Your objective - Turn all of the records below into a JSON list of strings, one string per line, with blank lines skipped. Leave the pictures out.

====

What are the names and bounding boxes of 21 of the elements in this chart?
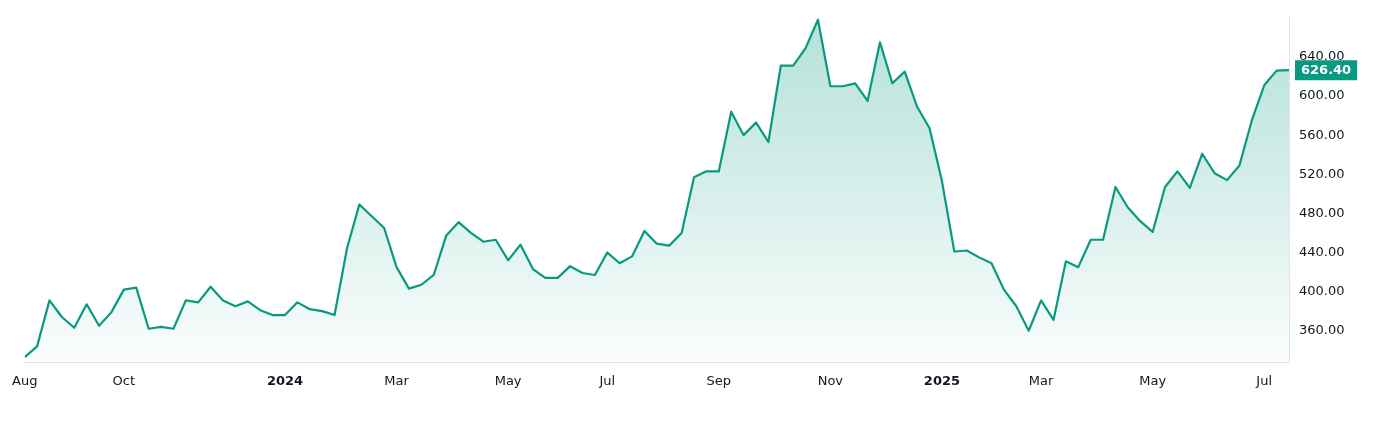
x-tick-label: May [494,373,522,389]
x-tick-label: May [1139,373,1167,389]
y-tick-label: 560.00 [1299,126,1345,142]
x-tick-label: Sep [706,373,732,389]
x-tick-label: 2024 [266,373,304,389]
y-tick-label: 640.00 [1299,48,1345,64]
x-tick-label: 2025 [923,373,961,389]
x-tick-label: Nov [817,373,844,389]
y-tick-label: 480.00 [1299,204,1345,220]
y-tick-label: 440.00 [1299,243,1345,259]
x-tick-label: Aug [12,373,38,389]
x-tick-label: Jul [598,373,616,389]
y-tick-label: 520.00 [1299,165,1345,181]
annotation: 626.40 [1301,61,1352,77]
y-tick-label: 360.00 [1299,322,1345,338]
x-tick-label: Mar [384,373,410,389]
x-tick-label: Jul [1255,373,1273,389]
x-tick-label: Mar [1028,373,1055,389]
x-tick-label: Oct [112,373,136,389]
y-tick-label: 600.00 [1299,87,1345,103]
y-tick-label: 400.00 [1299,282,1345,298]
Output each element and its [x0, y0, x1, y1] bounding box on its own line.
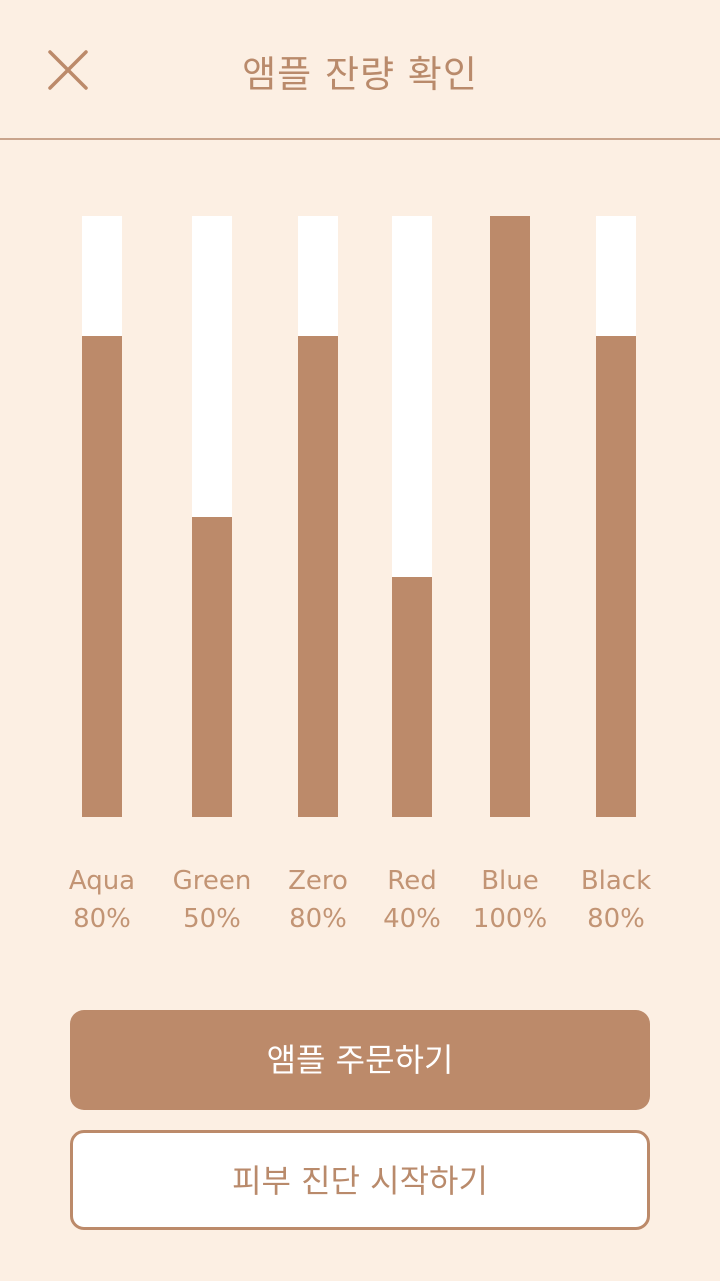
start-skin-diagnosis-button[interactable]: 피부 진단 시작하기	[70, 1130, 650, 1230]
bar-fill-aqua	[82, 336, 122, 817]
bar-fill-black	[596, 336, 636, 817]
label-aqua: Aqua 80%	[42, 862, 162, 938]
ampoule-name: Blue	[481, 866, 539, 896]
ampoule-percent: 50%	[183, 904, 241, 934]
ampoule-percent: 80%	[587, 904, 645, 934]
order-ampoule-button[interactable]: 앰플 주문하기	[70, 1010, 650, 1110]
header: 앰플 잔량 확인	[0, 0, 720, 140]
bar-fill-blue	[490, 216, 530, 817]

====

The reply -
[
  "What are the names and bounding boxes of 21 of the elements in this chart?",
  "x-tick-label: May [494,373,522,389]",
  "x-tick-label: May [1139,373,1167,389]",
  "y-tick-label: 560.00 [1299,126,1345,142]",
  "x-tick-label: Sep [706,373,732,389]",
  "x-tick-label: 2024 [266,373,304,389]",
  "y-tick-label: 640.00 [1299,48,1345,64]",
  "x-tick-label: 2025 [923,373,961,389]",
  "x-tick-label: Nov [817,373,844,389]",
  "y-tick-label: 480.00 [1299,204,1345,220]",
  "y-tick-label: 440.00 [1299,243,1345,259]",
  "x-tick-label: Aug [12,373,38,389]",
  "x-tick-label: Jul [598,373,616,389]",
  "y-tick-label: 520.00 [1299,165,1345,181]",
  "annotation: 626.40 [1301,61,1352,77]",
  "y-tick-label: 360.00 [1299,322,1345,338]",
  "x-tick-label: Mar [384,373,410,389]",
  "x-tick-label: Jul [1255,373,1273,389]",
  "x-tick-label: Mar [1028,373,1055,389]",
  "x-tick-label: Oct [112,373,136,389]",
  "y-tick-label: 600.00 [1299,87,1345,103]",
  "y-tick-label: 400.00 [1299,282,1345,298]",
  "Output each element and its [x0, y0, x1, y1] bounding box on its own line.",
  "start-skin-diagnosis-button[interactable]: 피부 진단 시작하기\t[70, 1130, 650, 1230]",
  "bar-fill-aqua\t[82, 336, 122, 817]",
  "bar-fill-black\t[596, 336, 636, 817]",
  "label-aqua: Aqua 80%\t[42, 862, 162, 938]",
  "ampoule-name: Blue\t[481, 866, 539, 896]",
  "ampoule-percent: 50%\t[183, 904, 241, 934]",
  "ampoule-percent: 80%\t[587, 904, 645, 934]",
  "order-ampoule-button[interactable]: 앰플 주문하기\t[70, 1010, 650, 1110]",
  "header: 앰플 잔량 확인\t[0, 0, 720, 140]",
  "bar-fill-blue\t[490, 216, 530, 817]"
]